* The request: Scan the entries below for the word "lehetővé". Copy each line that has it.

(Dataset items)

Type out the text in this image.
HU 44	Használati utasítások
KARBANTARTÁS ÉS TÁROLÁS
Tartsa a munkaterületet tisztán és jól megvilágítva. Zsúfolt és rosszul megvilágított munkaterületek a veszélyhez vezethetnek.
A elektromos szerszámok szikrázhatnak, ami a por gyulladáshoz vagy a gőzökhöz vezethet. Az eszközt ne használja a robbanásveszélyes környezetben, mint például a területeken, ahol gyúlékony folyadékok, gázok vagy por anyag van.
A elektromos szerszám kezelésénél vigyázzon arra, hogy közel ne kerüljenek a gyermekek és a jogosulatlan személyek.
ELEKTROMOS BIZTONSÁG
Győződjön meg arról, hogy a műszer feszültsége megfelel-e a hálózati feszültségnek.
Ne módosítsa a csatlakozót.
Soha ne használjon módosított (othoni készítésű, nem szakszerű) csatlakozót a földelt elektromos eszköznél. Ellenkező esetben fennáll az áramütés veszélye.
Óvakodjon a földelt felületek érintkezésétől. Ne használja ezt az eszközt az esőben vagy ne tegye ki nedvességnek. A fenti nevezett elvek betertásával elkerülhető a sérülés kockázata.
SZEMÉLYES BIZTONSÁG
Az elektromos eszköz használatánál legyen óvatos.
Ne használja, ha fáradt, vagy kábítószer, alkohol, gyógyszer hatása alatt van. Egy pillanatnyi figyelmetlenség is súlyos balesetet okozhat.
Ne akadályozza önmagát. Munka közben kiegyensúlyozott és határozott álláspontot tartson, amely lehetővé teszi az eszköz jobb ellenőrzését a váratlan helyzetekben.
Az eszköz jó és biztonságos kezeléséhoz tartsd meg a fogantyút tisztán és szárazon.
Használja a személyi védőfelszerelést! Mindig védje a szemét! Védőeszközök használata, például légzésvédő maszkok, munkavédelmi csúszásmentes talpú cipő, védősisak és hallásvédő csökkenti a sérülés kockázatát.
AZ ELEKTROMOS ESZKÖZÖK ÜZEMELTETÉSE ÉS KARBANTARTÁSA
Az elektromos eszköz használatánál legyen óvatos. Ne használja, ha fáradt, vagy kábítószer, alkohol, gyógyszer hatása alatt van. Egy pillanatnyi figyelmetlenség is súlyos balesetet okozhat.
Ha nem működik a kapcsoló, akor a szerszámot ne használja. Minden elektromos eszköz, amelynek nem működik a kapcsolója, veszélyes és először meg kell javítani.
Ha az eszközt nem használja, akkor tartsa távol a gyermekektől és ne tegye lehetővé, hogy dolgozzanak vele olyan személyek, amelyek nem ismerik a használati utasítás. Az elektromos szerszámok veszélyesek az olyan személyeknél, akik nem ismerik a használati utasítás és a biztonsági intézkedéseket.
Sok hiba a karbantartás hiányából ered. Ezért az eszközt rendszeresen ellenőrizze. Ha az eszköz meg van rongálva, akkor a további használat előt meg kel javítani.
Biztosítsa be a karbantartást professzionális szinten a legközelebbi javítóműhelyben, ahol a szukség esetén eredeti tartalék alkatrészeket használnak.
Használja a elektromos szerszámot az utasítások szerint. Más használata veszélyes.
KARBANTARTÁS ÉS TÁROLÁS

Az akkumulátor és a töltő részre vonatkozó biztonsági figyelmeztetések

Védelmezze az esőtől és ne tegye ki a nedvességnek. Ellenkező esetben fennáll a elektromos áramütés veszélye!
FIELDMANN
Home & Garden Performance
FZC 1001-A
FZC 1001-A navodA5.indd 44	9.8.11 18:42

* Task result:
Ne akadályozza önmagát. Munka közben kiegyensúlyozott és határozott álláspontot tartson, amely lehetővé teszi az eszköz jobb ellenőrzését a váratlan helyzetekben.
Ha az eszközt nem használja, akkor tartsa távol a gyermekektől és ne tegye lehetővé, hogy dolgozzanak vele olyan személyek, amelyek nem ismerik a használati utasítás. Az elektromos szerszámok veszélyesek az olyan személyeknél, akik nem ismerik a használati utasítás és a biztonsági intézkedéseket.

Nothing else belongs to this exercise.